:: 設問内容 ::
勝間田の池を詠んだ歌の本文によると、題詞はこの歌を誰に献じた歌としているか。

| 訓読 |
勝間田(かつまた)の池は我(わ)れ知る蓮(はちす)なししか言ふ君が鬚(ひげ)なきごとし
| 意味 |
勝間田の池は私はよく知っておりますが、蓮(はす)はありません。蓮があるとおっしゃるあなたに髭がないのと同じです。
| 鑑賞 |
題詞に「新田部親王(にひたべのみこ)に献れる歌」とあり、左注に次のような説明があります。ある人が聞いて言うには、新田部親王が、都の中にお出ましになり、勝間田の池をご覧になって深く感動なさった。その池から戻っても、喜びを隠しておけなかった。そこで、側近の婦人に語って言うには、「今日遊びに出て、勝間田の池を見ると、水の影は波に揺れ動き、蓮の花が盛りとばかりに咲いていた。その素晴らしさは腸(はらわた)を断つばかりで、とても言葉にできないほどだった」。すると婦人が、この戯れの歌を作って口ずさんだという。

:: 抽出情報 ::

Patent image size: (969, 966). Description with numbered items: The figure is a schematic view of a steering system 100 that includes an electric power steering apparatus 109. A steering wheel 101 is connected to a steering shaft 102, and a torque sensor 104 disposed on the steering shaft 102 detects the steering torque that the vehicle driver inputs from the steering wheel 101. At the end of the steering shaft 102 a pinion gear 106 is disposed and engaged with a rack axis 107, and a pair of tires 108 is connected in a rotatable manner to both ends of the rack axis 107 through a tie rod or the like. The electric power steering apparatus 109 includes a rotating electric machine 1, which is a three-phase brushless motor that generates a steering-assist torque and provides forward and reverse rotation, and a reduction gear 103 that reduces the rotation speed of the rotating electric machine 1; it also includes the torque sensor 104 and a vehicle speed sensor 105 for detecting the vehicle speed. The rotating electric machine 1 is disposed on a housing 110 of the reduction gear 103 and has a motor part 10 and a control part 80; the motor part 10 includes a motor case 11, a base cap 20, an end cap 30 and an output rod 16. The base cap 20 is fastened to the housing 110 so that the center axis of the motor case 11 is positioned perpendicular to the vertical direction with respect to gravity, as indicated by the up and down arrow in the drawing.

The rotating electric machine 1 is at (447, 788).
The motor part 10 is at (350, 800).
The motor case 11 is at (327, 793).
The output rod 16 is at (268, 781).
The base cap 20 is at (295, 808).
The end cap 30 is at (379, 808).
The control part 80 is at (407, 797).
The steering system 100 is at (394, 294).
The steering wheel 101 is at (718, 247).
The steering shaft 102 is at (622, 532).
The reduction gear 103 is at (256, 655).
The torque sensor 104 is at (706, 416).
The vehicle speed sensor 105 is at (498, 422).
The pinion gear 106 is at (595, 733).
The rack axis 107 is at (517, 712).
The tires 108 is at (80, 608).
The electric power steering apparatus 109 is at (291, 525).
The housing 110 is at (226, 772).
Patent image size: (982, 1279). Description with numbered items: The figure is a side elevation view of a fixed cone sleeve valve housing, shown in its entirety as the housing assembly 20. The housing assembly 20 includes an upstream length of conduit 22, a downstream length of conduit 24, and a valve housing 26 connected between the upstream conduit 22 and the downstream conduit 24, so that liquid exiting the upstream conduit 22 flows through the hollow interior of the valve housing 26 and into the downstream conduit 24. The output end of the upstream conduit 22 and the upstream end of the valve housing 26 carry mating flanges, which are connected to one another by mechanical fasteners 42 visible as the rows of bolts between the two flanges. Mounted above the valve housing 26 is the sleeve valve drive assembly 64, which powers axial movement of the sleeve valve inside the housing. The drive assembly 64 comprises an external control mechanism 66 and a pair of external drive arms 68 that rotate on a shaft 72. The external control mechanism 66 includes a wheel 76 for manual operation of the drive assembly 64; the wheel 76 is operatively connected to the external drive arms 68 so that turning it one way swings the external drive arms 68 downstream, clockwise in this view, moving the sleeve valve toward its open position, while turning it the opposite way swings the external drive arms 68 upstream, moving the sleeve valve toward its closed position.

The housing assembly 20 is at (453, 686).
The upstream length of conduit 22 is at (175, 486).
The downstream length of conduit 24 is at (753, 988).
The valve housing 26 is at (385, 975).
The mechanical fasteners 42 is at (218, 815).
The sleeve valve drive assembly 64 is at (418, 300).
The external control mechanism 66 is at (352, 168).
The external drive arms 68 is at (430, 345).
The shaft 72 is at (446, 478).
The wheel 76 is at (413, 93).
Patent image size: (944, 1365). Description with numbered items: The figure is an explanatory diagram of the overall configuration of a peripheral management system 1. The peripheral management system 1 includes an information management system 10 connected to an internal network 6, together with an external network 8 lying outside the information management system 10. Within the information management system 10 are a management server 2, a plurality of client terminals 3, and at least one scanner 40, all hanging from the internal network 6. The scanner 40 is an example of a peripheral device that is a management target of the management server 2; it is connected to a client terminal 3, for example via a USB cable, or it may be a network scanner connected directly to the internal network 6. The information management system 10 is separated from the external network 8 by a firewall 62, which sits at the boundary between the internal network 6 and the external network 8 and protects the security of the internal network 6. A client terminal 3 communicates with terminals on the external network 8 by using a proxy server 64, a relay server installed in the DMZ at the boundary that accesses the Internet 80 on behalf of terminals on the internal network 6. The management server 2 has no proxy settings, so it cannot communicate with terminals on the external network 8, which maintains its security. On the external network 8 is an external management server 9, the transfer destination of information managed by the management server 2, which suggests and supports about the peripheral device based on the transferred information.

:: 解答 ::
新田部親王（にひたべのみこ）